# Task:
Copy all lines holding the word "Haase" from the entries.

# Data provided:

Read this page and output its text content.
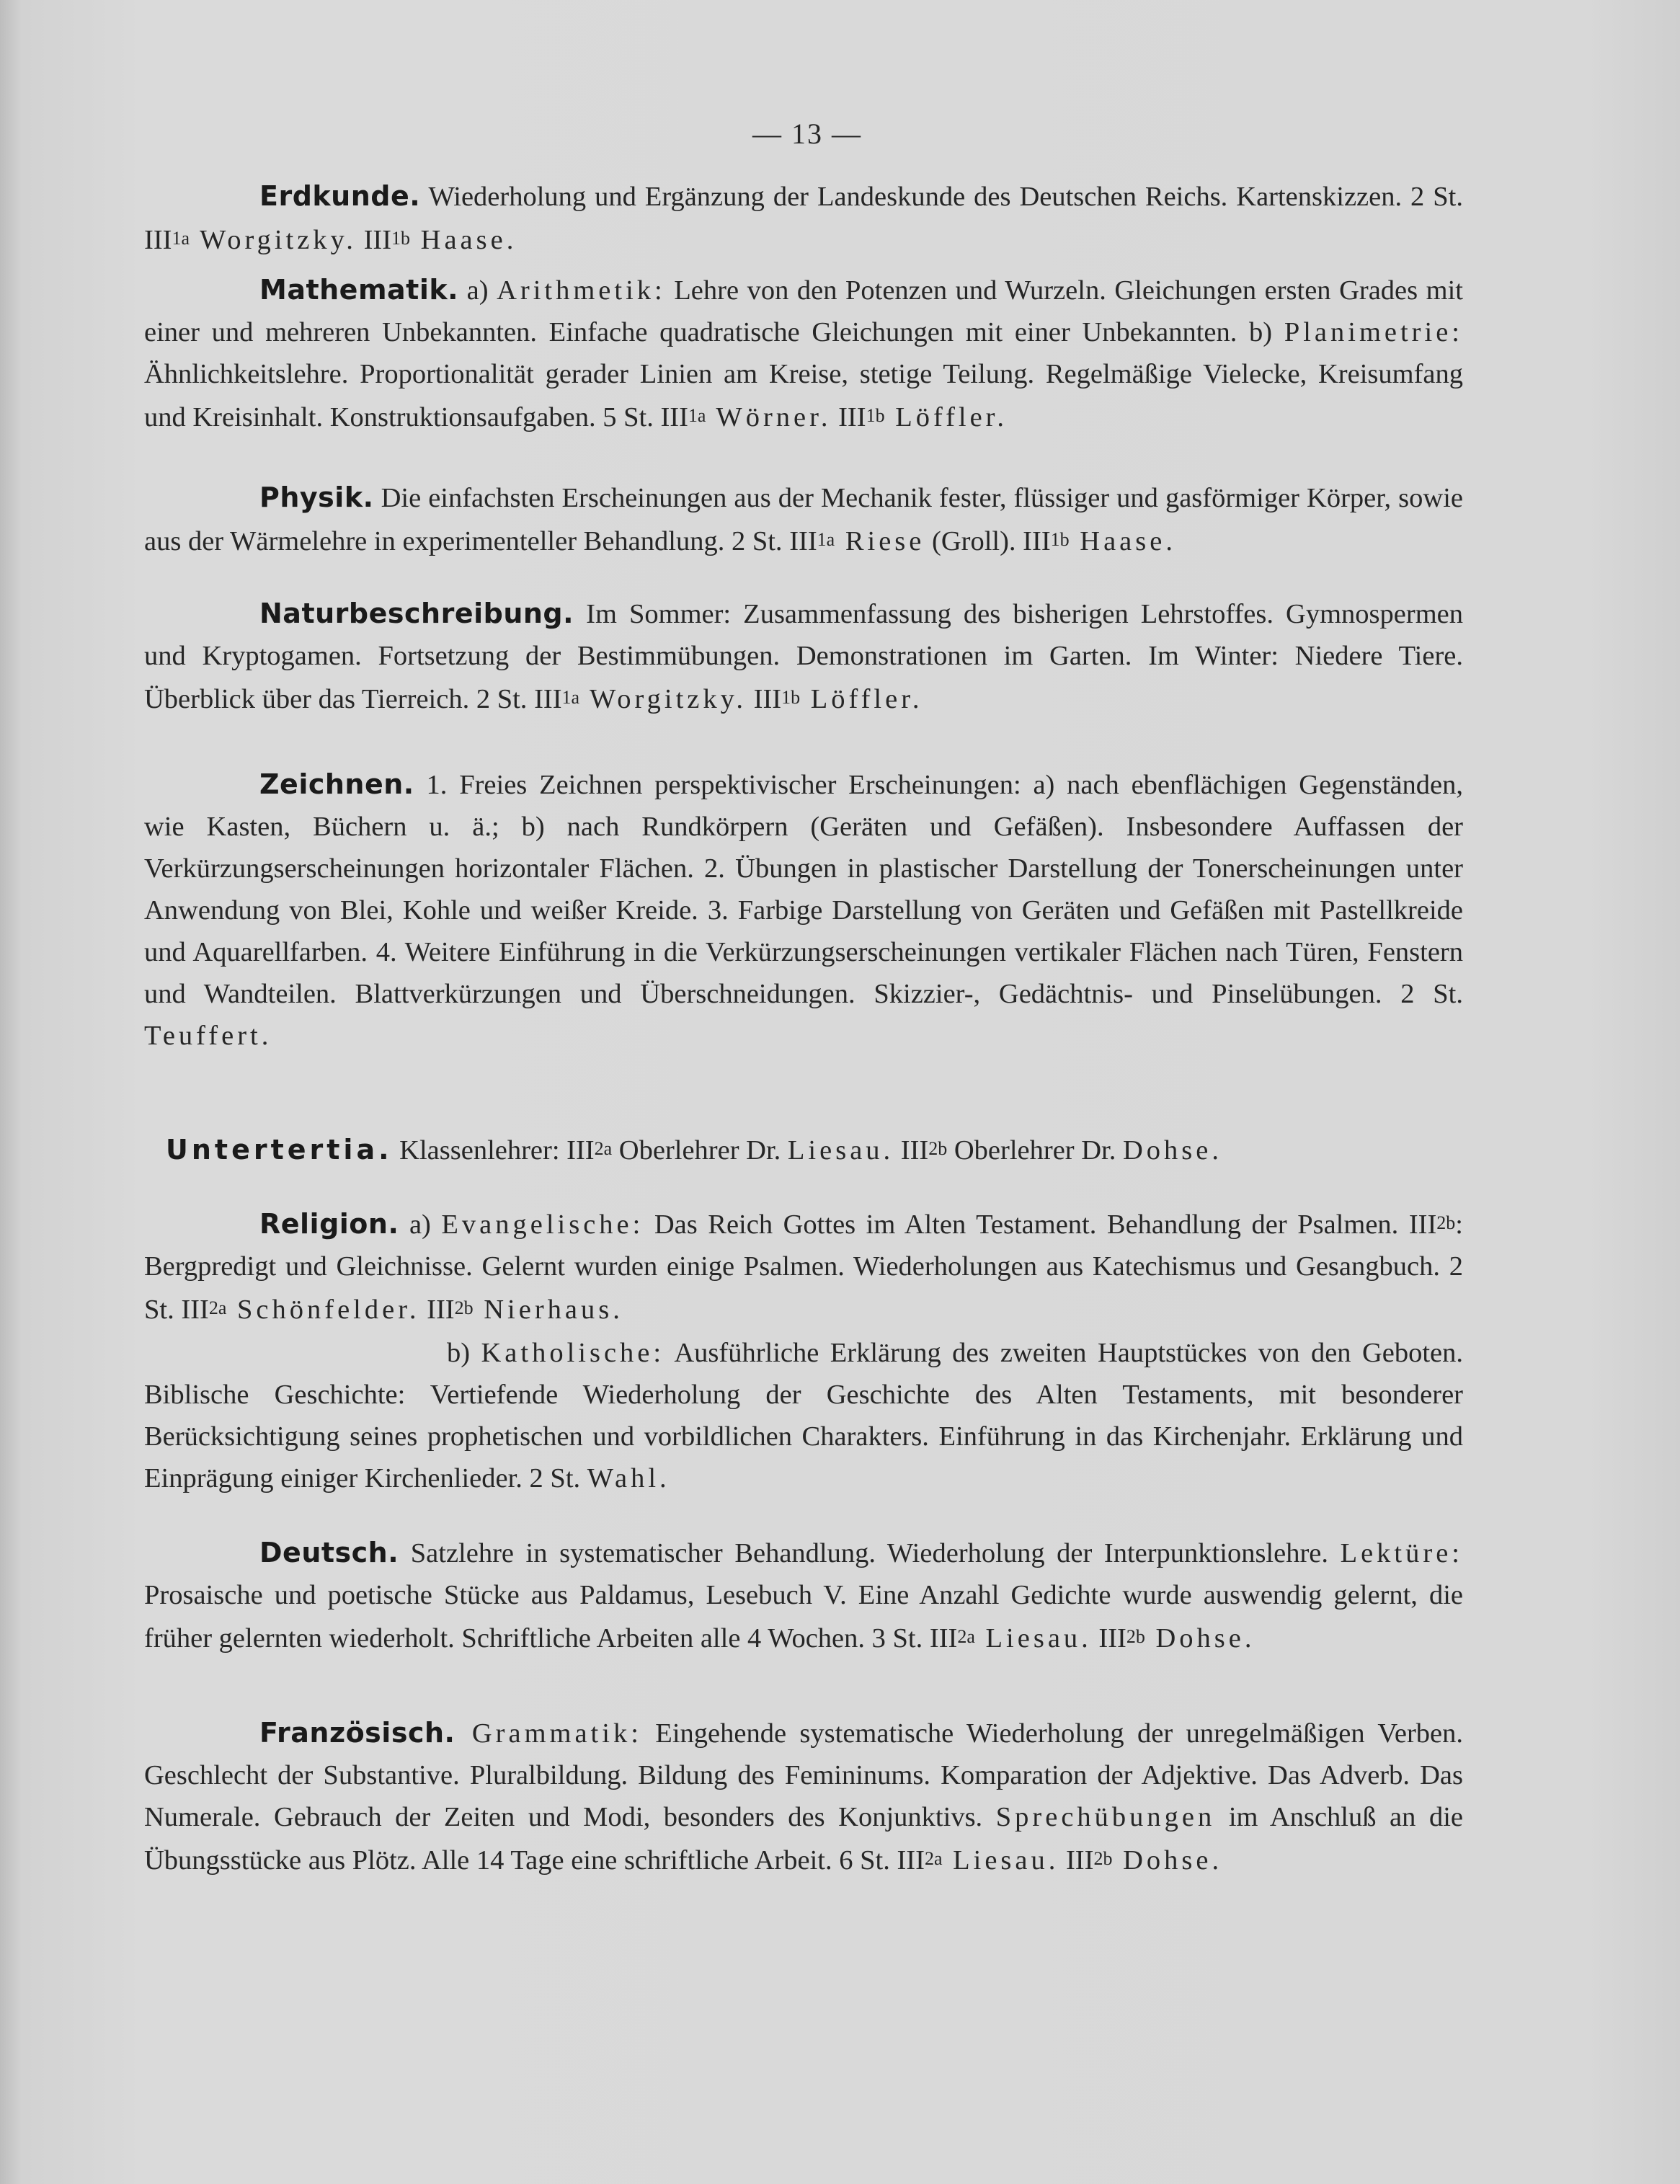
— 13 —

Erdkunde. Wiederholung und Ergänzung der Landeskunde des Deutschen Reichs. Kartenskizzen. 2 St. $III^{1a}$ Worgitzky. $III^{1b}$ Haase.

Mathematik. a) Arithmetik: Lehre von den Potenzen und Wurzeln. Gleichungen ersten Grades mit einer und mehreren Unbekannten. Einfache quadratische Gleichungen mit einer Unbekannten. b) Planimetrie: Ähnlichkeitslehre. Proportionalität gerader Linien am Kreise, stetige Teilung. Regelmäßige Vielecke, Kreisumfang und Kreisinhalt. Konstruktionsaufgaben. 5 St. $III^{1a}$ Wörner. $III^{1b}$ Löffler.

Physik. Die einfachsten Erscheinungen aus der Mechanik fester, flüssiger und gasförmiger Körper, sowie aus der Wärmelehre in experimenteller Behandlung. 2 St. $III^{1a}$ Riese (Groll). $III^{1b}$ Haase.

Naturbeschreibung. Im Sommer: Zusammenfassung des bisherigen Lehrstoffes. Gymnospermen und Kryptogamen. Fortsetzung der Bestimmübungen. Demonstrationen im Garten. Im Winter: Niedere Tiere. Überblick über das Tierreich. 2 St. $III^{1a}$ Worgitzky. $III^{1b}$ Löffler.

Zeichnen. 1. Freies Zeichnen perspektivischer Erscheinungen: a) nach ebenflächigen Gegenständen, wie Kasten, Büchern u. ä.; b) nach Rundkörpern (Geräten und Gefäßen). Insbesondere Auffassen der Verkürzungserscheinungen horizontaler Flächen. 2. Übungen in plastischer Darstellung der Tonerscheinungen unter Anwendung von Blei, Kohle und weißer Kreide. 3. Farbige Darstellung von Geräten und Gefäßen mit Pastellkreide und Aquarellfarben. 4. Weitere Einführung in die Verkürzungserscheinungen vertikaler Flächen nach Türen, Fenstern und Wandteilen. Blattverkürzungen und Überschneidungen. Skizzier-, Gedächtnis- und Pinselübungen. 2 St. Teuffert.

Untertertia. Klassenlehrer: $III^{2a}$ Oberlehrer Dr. Liesau. $III^{2b}$ Oberlehrer Dr. Dohse.

Religion. a) Evangelische: Das Reich Gottes im Alten Testament. Behandlung der Psalmen. $III^{2b}$: Bergpredigt und Gleichnisse. Gelernt wurden einige Psalmen. Wiederholungen aus Katechismus und Gesangbuch. 2 St. $III^{2a}$ Schönfelder. $III^{2b}$ Nierhaus.

b) Katholische: Ausführliche Erklärung des zweiten Hauptstückes von den Geboten. Biblische Geschichte: Vertiefende Wiederholung der Geschichte des Alten Testaments, mit besonderer Berücksichtigung seines prophetischen und vorbildlichen Charakters. Einführung in das Kirchenjahr. Erklärung und Einprägung einiger Kirchenlieder. 2 St. Wahl.

Deutsch. Satzlehre in systematischer Behandlung. Wiederholung der Interpunktionslehre. Lektüre: Prosaische und poetische Stücke aus Paldamus, Lesebuch V. Eine Anzahl Gedichte wurde auswendig gelernt, die früher gelernten wiederholt. Schriftliche Arbeiten alle 4 Wochen. 3 St. $III^{2a}$ Liesau. $III^{2b}$ Dohse.

Französisch. Grammatik: Eingehende systematische Wiederholung der unregelmäßigen Verben. Geschlecht der Substantive. Pluralbildung. Bildung des Femininums. Komparation der Adjektive. Das Adverb. Das Numerale. Gebrauch der Zeiten und Modi, besonders des Konjunktivs. Sprechübungen im Anschluß an die Übungsstücke aus Plötz. Alle 14 Tage eine schriftliche Arbeit. 6 St. $III^{2a}$ Liesau. $III^{2b}$ Dohse.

# Output for this task:
Erdkunde. Wiederholung und Ergänzung der Landeskunde des Deutschen Reichs. Kartenskizzen. 2 St. $III^{1a}$ Worgitzky. $III^{1b}$ Haase.
Physik. Die einfachsten Erscheinungen aus der Mechanik fester, flüssiger und gasförmiger Körper, sowie aus der Wärmelehre in experimenteller Behandlung. 2 St. $III^{1a}$ Riese (Groll). $III^{1b}$ Haase.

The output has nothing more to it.